_Task details:_
Leave out every picture, then transcribe the rest of the listing exactly.

[start]

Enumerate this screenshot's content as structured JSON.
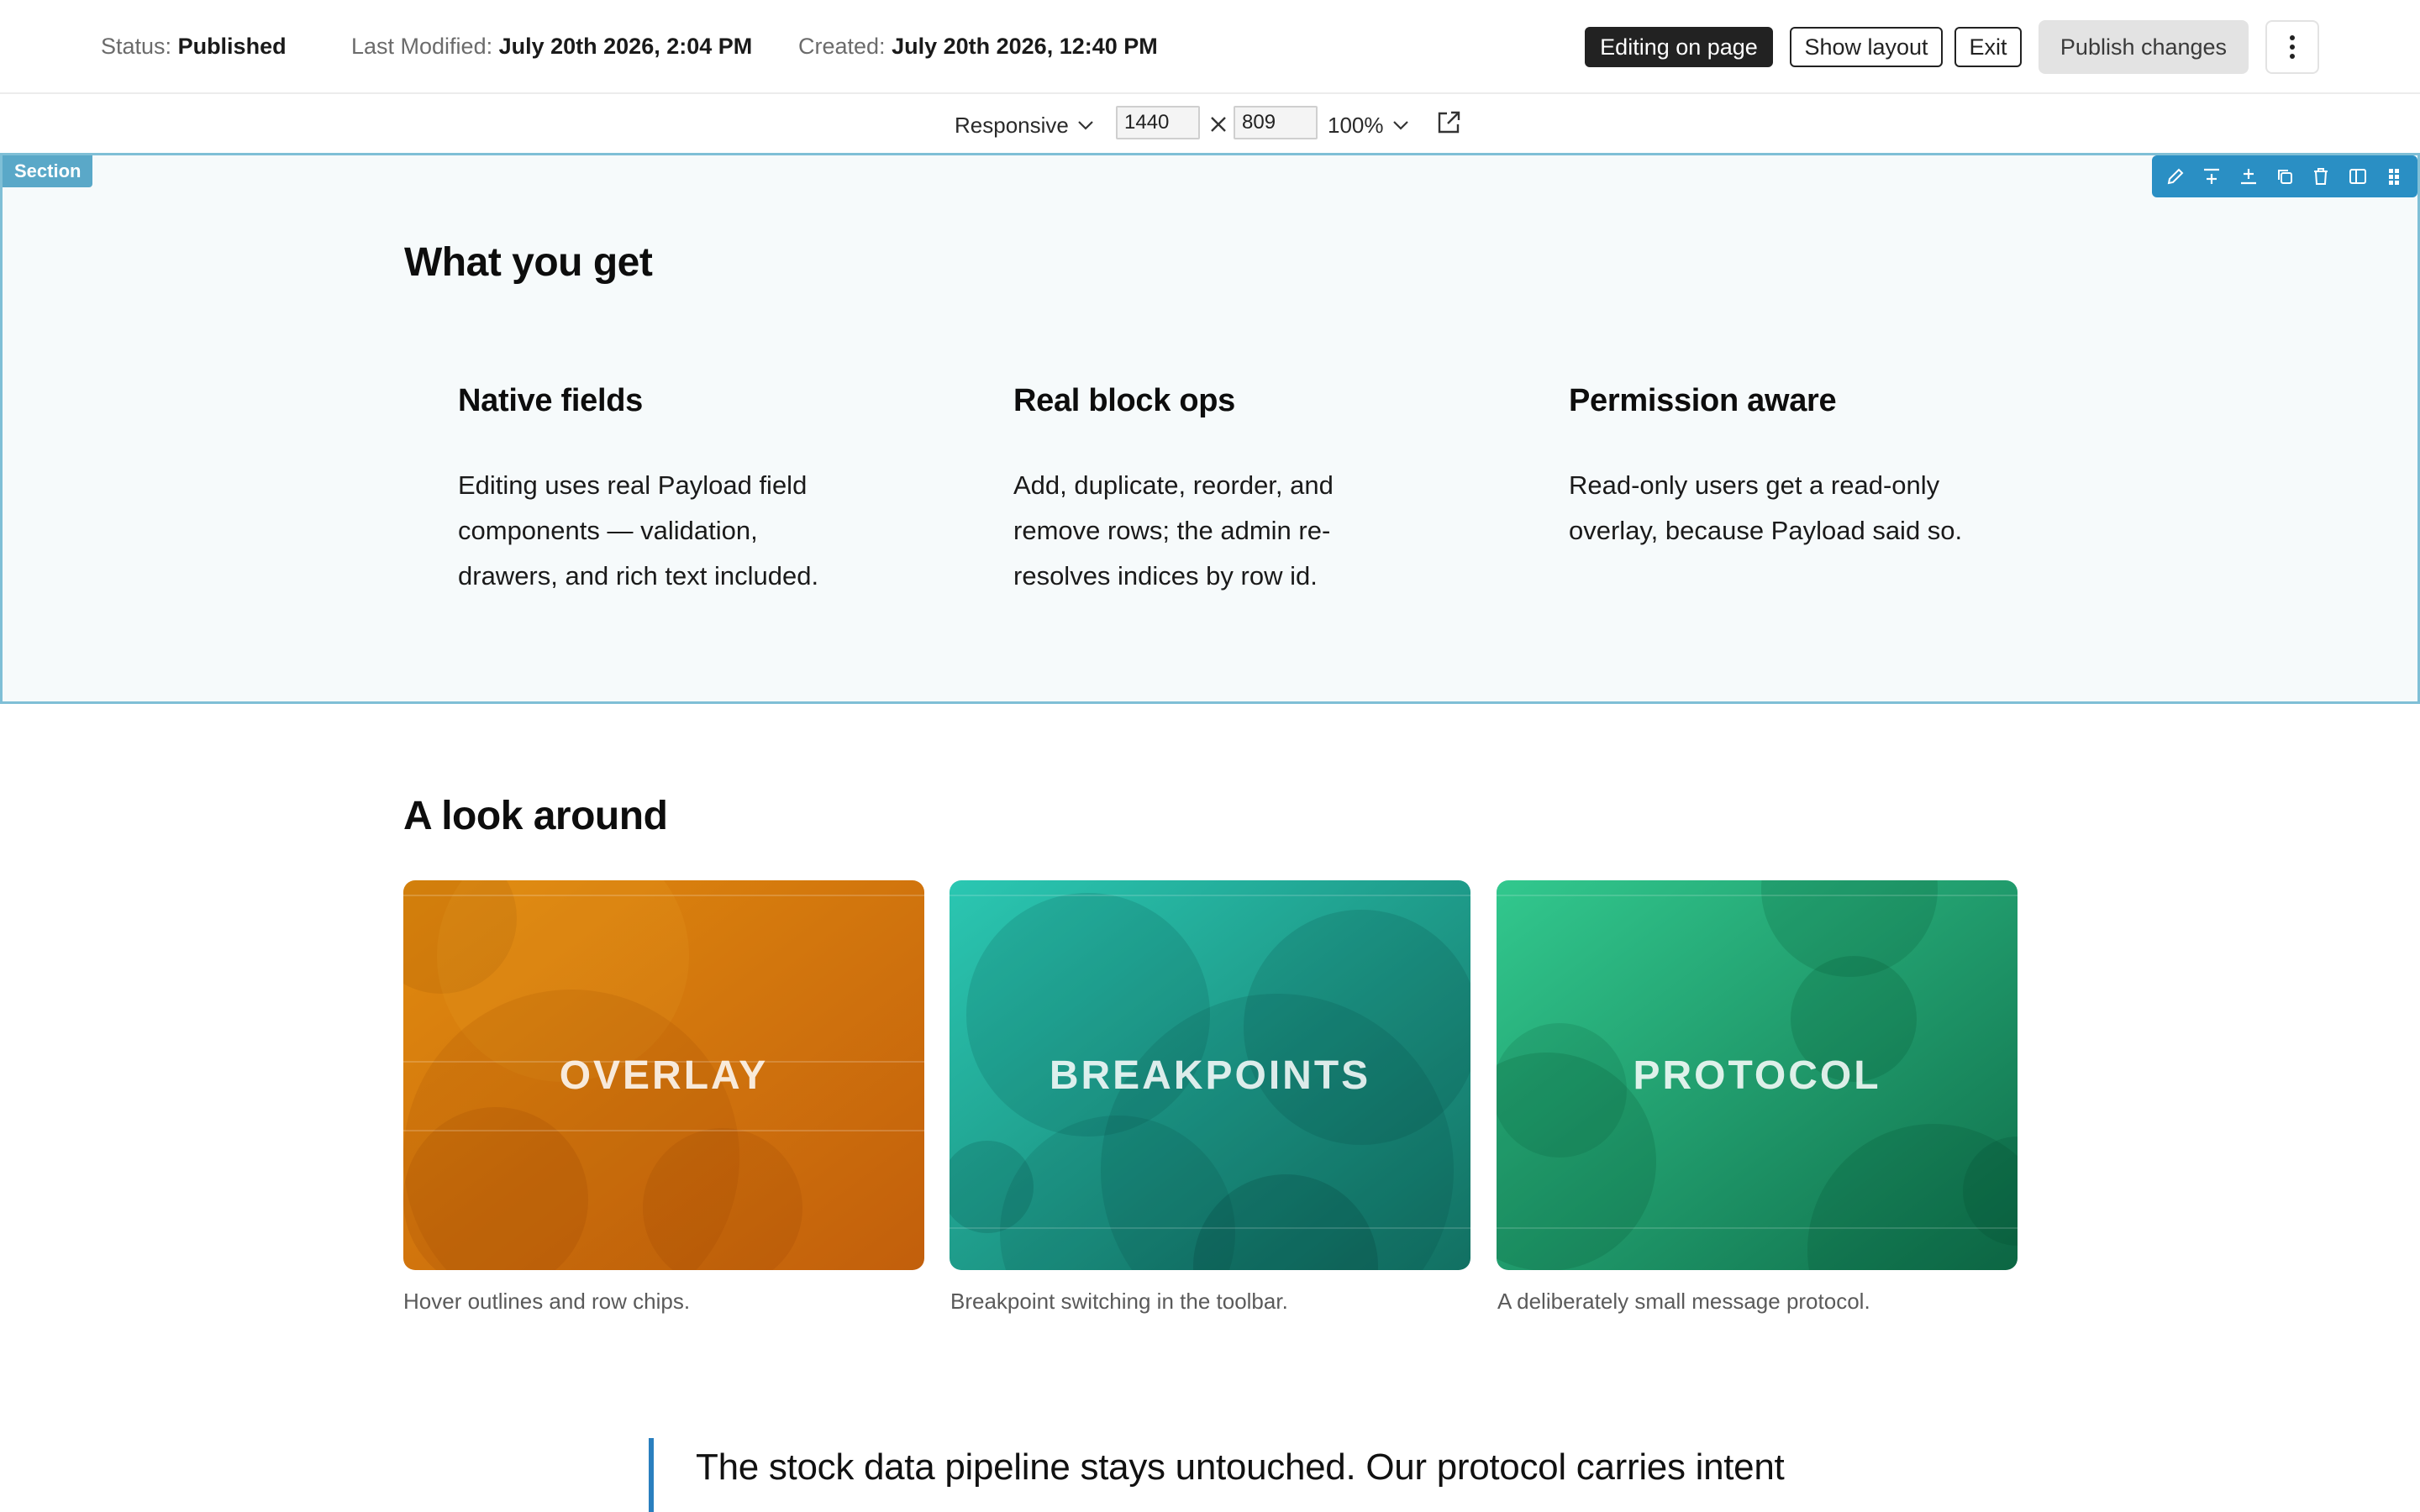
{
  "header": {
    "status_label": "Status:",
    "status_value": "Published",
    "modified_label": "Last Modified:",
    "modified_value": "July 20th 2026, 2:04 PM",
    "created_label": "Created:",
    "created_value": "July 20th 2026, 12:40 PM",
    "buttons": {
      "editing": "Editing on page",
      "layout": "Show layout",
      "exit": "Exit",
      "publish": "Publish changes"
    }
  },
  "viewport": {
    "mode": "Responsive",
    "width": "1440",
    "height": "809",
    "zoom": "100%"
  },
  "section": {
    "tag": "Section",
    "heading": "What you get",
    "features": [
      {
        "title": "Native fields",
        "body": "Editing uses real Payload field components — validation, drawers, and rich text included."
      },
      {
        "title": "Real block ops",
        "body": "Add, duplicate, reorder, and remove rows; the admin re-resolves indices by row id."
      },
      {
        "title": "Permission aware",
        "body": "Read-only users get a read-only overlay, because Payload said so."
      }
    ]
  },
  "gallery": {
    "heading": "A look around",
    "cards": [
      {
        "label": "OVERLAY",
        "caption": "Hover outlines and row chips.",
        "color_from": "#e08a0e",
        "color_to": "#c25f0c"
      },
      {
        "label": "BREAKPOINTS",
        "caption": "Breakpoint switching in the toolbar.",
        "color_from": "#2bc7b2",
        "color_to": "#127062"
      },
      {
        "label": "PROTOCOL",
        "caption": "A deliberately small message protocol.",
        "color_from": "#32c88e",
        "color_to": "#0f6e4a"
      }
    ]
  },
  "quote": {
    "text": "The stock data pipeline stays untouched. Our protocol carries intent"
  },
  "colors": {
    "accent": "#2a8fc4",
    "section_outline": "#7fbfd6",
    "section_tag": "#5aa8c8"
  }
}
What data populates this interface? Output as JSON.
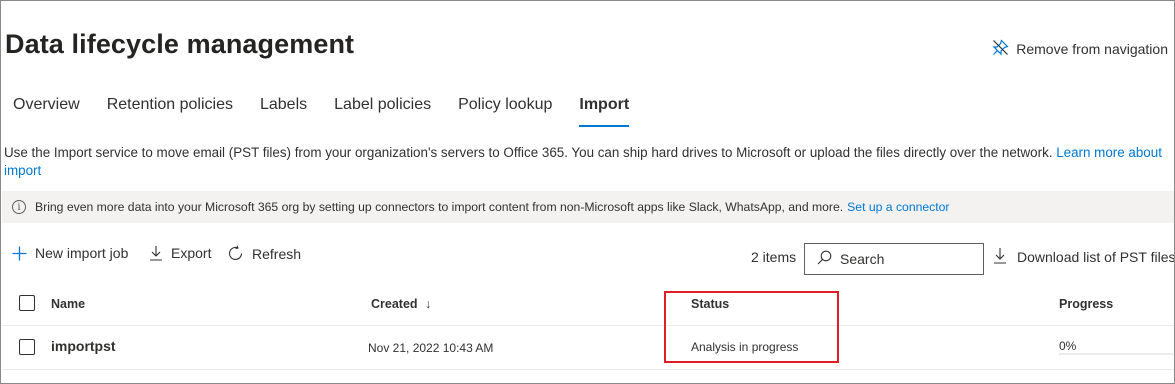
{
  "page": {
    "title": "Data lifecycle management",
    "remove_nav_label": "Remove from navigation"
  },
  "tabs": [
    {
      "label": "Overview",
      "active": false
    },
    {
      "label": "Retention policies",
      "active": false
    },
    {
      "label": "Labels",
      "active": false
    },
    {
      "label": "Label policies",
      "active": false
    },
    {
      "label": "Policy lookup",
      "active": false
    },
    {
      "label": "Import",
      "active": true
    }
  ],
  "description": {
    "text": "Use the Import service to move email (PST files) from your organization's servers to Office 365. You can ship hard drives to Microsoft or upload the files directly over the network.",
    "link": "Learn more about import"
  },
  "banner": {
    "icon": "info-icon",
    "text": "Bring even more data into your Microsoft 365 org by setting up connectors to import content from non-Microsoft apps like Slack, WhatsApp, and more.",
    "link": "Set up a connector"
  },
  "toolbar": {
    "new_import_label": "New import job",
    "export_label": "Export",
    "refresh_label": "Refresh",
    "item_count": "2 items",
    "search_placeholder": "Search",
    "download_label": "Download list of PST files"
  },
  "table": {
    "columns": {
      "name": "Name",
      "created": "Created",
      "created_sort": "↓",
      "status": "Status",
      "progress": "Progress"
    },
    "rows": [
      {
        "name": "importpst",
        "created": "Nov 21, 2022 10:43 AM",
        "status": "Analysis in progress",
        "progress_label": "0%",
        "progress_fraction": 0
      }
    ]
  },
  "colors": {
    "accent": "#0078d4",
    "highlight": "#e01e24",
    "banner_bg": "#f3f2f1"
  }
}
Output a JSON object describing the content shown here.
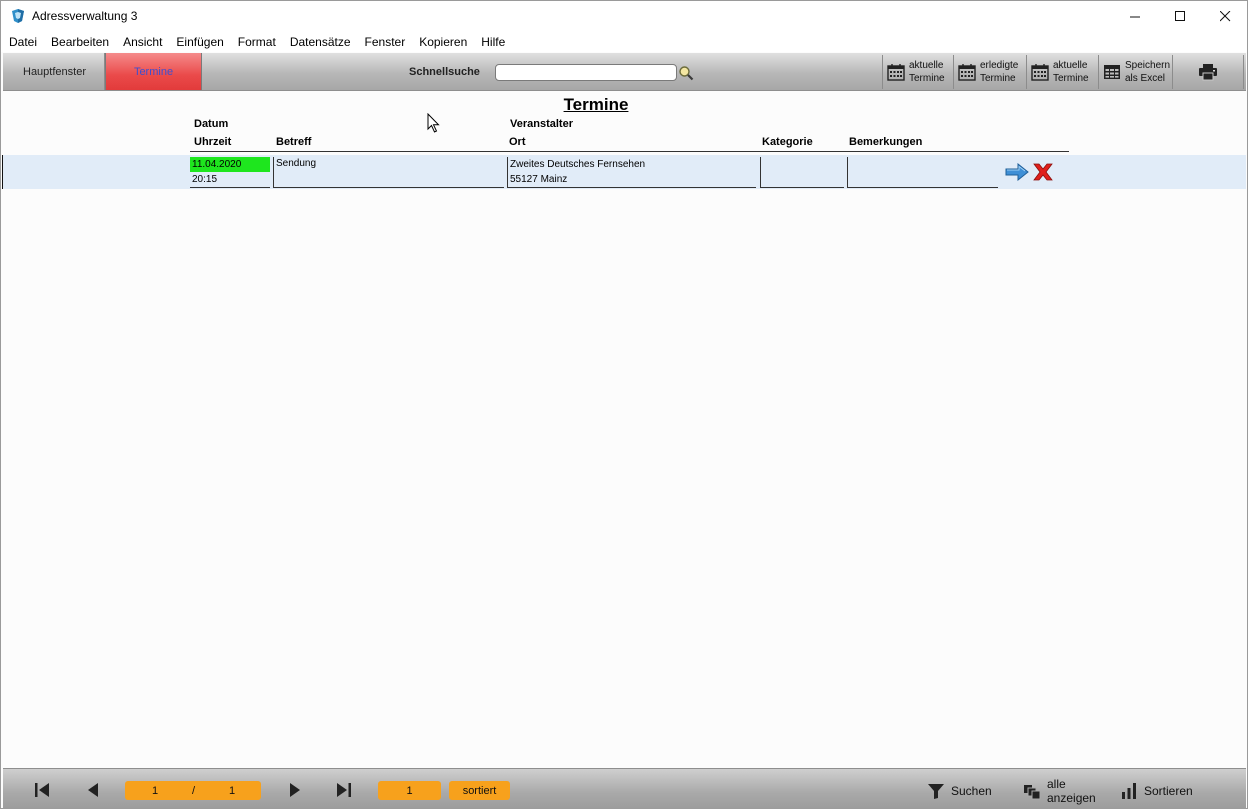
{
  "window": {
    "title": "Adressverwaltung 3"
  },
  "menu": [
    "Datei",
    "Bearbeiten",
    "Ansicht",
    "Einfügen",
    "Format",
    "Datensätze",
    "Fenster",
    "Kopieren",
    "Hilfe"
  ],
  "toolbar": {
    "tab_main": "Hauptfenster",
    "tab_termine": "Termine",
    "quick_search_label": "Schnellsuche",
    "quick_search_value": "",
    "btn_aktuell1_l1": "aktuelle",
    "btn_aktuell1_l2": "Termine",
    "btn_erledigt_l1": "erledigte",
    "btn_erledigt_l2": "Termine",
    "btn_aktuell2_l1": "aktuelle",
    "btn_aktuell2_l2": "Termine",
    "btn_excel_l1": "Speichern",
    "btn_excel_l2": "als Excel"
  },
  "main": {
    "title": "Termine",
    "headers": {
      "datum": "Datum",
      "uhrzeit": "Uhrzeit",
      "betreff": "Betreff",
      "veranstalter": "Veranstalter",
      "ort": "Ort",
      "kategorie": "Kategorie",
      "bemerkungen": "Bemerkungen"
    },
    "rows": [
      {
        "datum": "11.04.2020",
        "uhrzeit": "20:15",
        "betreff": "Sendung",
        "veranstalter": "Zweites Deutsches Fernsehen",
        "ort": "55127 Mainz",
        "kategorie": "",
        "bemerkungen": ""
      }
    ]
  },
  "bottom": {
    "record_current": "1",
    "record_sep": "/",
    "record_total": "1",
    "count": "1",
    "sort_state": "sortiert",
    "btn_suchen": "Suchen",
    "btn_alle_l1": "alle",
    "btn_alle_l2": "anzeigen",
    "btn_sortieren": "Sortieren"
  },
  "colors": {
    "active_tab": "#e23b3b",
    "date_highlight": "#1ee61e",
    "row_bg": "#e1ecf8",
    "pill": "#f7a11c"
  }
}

[end]

_Complete answer:_
Enumerate this screenshot's content as structured JSON.
{
  "header": {
    "status_label": "Status:",
    "status_value": "Published",
    "modified_label": "Last Modified:",
    "modified_value": "July 20th 2026, 2:04 PM",
    "created_label": "Created:",
    "created_value": "July 20th 2026, 12:40 PM",
    "buttons": {
      "editing": "Editing on page",
      "layout": "Show layout",
      "exit": "Exit",
      "publish": "Publish changes"
    }
  },
  "viewport": {
    "mode": "Responsive",
    "width": "1440",
    "height": "809",
    "zoom": "100%"
  },
  "section": {
    "tag": "Section",
    "heading": "What you get",
    "features": [
      {
        "title": "Native fields",
        "body": "Editing uses real Payload field components — validation, drawers, and rich text included."
      },
      {
        "title": "Real block ops",
        "body": "Add, duplicate, reorder, and remove rows; the admin re-resolves indices by row id."
      },
      {
        "title": "Permission aware",
        "body": "Read-only users get a read-only overlay, because Payload said so."
      }
    ]
  },
  "gallery": {
    "heading": "A look around",
    "cards": [
      {
        "label": "OVERLAY",
        "caption": "Hover outlines and row chips.",
        "color_from": "#e08a0e",
        "color_to": "#c25f0c"
      },
      {
        "label": "BREAKPOINTS",
        "caption": "Breakpoint switching in the toolbar.",
        "color_from": "#2bc7b2",
        "color_to": "#127062"
      },
      {
        "label": "PROTOCOL",
        "caption": "A deliberately small message protocol.",
        "color_from": "#32c88e",
        "color_to": "#0f6e4a"
      }
    ]
  },
  "quote": {
    "text": "The stock data pipeline stays untouched. Our protocol carries intent"
  },
  "colors": {
    "accent": "#2a8fc4",
    "section_outline": "#7fbfd6",
    "section_tag": "#5aa8c8"
  }
}
What data populates this interface? Output as JSON.
{
  "page": {
    "title": "Data lifecycle management",
    "remove_nav_label": "Remove from navigation"
  },
  "tabs": [
    {
      "label": "Overview",
      "active": false
    },
    {
      "label": "Retention policies",
      "active": false
    },
    {
      "label": "Labels",
      "active": false
    },
    {
      "label": "Label policies",
      "active": false
    },
    {
      "label": "Policy lookup",
      "active": false
    },
    {
      "label": "Import",
      "active": true
    }
  ],
  "description": {
    "text": "Use the Import service to move email (PST files) from your organization's servers to Office 365. You can ship hard drives to Microsoft or upload the files directly over the network.",
    "link": "Learn more about import"
  },
  "banner": {
    "icon": "info-icon",
    "text": "Bring even more data into your Microsoft 365 org by setting up connectors to import content from non-Microsoft apps like Slack, WhatsApp, and more.",
    "link": "Set up a connector"
  },
  "toolbar": {
    "new_import_label": "New import job",
    "export_label": "Export",
    "refresh_label": "Refresh",
    "item_count": "2 items",
    "search_placeholder": "Search",
    "download_label": "Download list of PST files"
  },
  "table": {
    "columns": {
      "name": "Name",
      "created": "Created",
      "created_sort": "↓",
      "status": "Status",
      "progress": "Progress"
    },
    "rows": [
      {
        "name": "importpst",
        "created": "Nov 21, 2022 10:43 AM",
        "status": "Analysis in progress",
        "progress_label": "0%",
        "progress_fraction": 0
      }
    ]
  },
  "colors": {
    "accent": "#0078d4",
    "highlight": "#e01e24",
    "banner_bg": "#f3f2f1"
  }
}
Output a JSON object describing the content shown here.
{
  "window": {
    "title": "Adressverwaltung 3"
  },
  "menu": [
    "Datei",
    "Bearbeiten",
    "Ansicht",
    "Einfügen",
    "Format",
    "Datensätze",
    "Fenster",
    "Kopieren",
    "Hilfe"
  ],
  "toolbar": {
    "tab_main": "Hauptfenster",
    "tab_termine": "Termine",
    "quick_search_label": "Schnellsuche",
    "quick_search_value": "",
    "btn_aktuell1_l1": "aktuelle",
    "btn_aktuell1_l2": "Termine",
    "btn_erledigt_l1": "erledigte",
    "btn_erledigt_l2": "Termine",
    "btn_aktuell2_l1": "aktuelle",
    "btn_aktuell2_l2": "Termine",
    "btn_excel_l1": "Speichern",
    "btn_excel_l2": "als Excel"
  },
  "main": {
    "title": "Termine",
    "headers": {
      "datum": "Datum",
      "uhrzeit": "Uhrzeit",
      "betreff": "Betreff",
      "veranstalter": "Veranstalter",
      "ort": "Ort",
      "kategorie": "Kategorie",
      "bemerkungen": "Bemerkungen"
    },
    "rows": [
      {
        "datum": "11.04.2020",
        "uhrzeit": "20:15",
        "betreff": "Sendung",
        "veranstalter": "Zweites Deutsches Fernsehen",
        "ort": "55127 Mainz",
        "kategorie": "",
        "bemerkungen": ""
      }
    ]
  },
  "bottom": {
    "record_current": "1",
    "record_sep": "/",
    "record_total": "1",
    "count": "1",
    "sort_state": "sortiert",
    "btn_suchen": "Suchen",
    "btn_alle_l1": "alle",
    "btn_alle_l2": "anzeigen",
    "btn_sortieren": "Sortieren"
  },
  "colors": {
    "active_tab": "#e23b3b",
    "date_highlight": "#1ee61e",
    "row_bg": "#e1ecf8",
    "pill": "#f7a11c"
  }
}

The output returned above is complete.